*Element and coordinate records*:
◆ ◆ ◆ ◆ ◆ ◆ ◆
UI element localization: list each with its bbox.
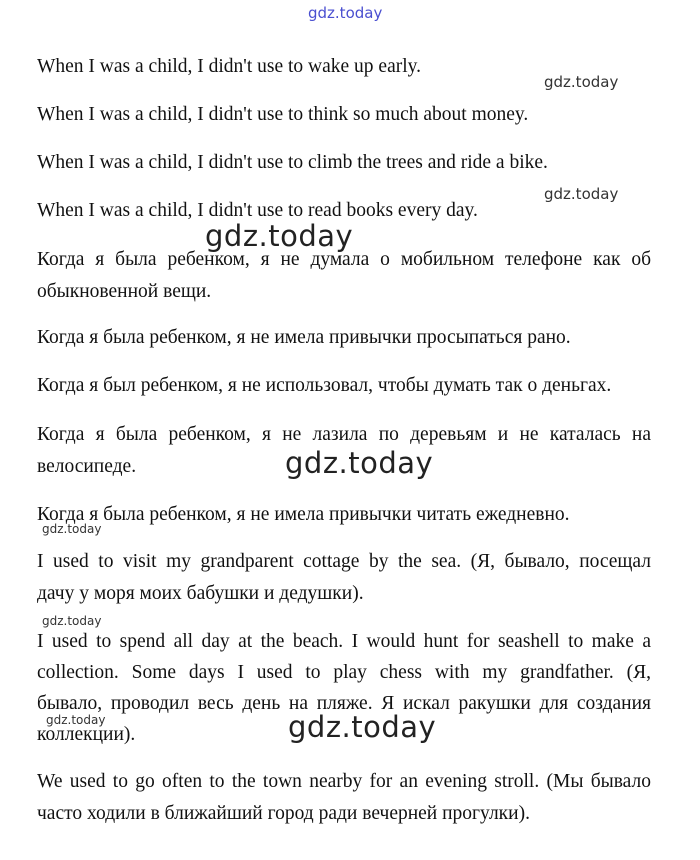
watermark: gdz.today [42, 614, 102, 628]
text-line: When I was a child, I didn't use to wake up early. [37, 56, 422, 77]
text-line: обыкновенной вещи. [37, 281, 212, 302]
text-line: дачу у моря моих бабушки и дедушки). [37, 583, 364, 604]
text-line: We used to go often to the town nearby for an evening stroll. (Мы бывало [37, 771, 651, 792]
text-line: I used to visit my grandparent cottage by the sea. (Я, бывало, посещал [37, 551, 651, 572]
text-line: бывало, проводил весь день на пляже. Я искал ракушки для создания [37, 693, 651, 714]
text-line: When I was a child, I didn't use to think so much about money. [37, 104, 529, 125]
watermark: gdz.today [42, 522, 102, 536]
text-line: I used to spend all day at the beach. I would hunt for seashell to make a [37, 631, 651, 652]
text-line: Когда я была ребенком, я не имела привычки просыпаться рано. [37, 327, 571, 348]
text-line: Когда я была ребенком, я не имела привычки читать ежедневно. [37, 504, 570, 525]
text-line: Когда я был ребенком, я не использовал, чтобы думать так о деньгах. [37, 375, 612, 396]
watermark: gdz.today [544, 73, 619, 91]
watermark: gdz.today [544, 185, 619, 203]
text-line: When I was a child, I didn't use to climb the trees and ride a bike. [37, 152, 548, 173]
watermark: gdz.today [288, 710, 437, 744]
text-line: коллекции). [37, 724, 136, 745]
watermark: gdz.today [205, 219, 354, 253]
text-line: When I was a child, I didn't use to read books every day. [37, 200, 478, 221]
watermark: gdz.today [46, 713, 106, 727]
text-line: часто ходили в ближайший город ради вечерней прогулки). [37, 803, 530, 824]
text-line: collection. Some days I used to play chess with my grandfather. (Я, [37, 662, 651, 683]
header-watermark: gdz.today [308, 4, 383, 22]
watermark: gdz.today [285, 446, 434, 480]
text-line: Когда я была ребенком, я не думала о мобильном телефоне как об [37, 249, 651, 270]
text-line: Когда я была ребенком, я не лазила по деревьям и не каталась на [37, 424, 651, 445]
text-line: велосипеде. [37, 456, 137, 477]
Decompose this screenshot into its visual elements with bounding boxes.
◆ ◆ ◆ ◆ ◆ ◆ ◆
*Task description*:
Rewrite everything from the line containing "watermark: gdz.today [42, 614, 102, 628]" down to the line containing "text-line: Когда я была ребенком, я не имела привычки читать", replacing "cottage" with "house" and leaving all else unchanged.

*Expected answer*:
watermark: gdz.today [42, 614, 102, 628]
text-line: When I was a child, I didn't use to wake up early. [37, 56, 422, 77]
text-line: обыкновенной вещи. [37, 281, 212, 302]
text-line: дачу у моря моих бабушки и дедушки). [37, 583, 364, 604]
text-line: We used to go often to the town nearby for an evening stroll. (Мы бывало [37, 771, 651, 792]
text-line: I used to visit my grandparent house by the sea. (Я, бывало, посещал [37, 551, 651, 572]
text-line: бывало, проводил весь день на пляже. Я искал ракушки для создания [37, 693, 651, 714]
text-line: When I was a child, I didn't use to think so much about money. [37, 104, 529, 125]
watermark: gdz.today [42, 522, 102, 536]
text-line: I used to spend all day at the beach. I would hunt for seashell to make a [37, 631, 651, 652]
text-line: Когда я была ребенком, я не имела привычки просыпаться рано. [37, 327, 571, 348]
text-line: Когда я была ребенком, я не имела привычки читать ежедневно. [37, 504, 570, 525]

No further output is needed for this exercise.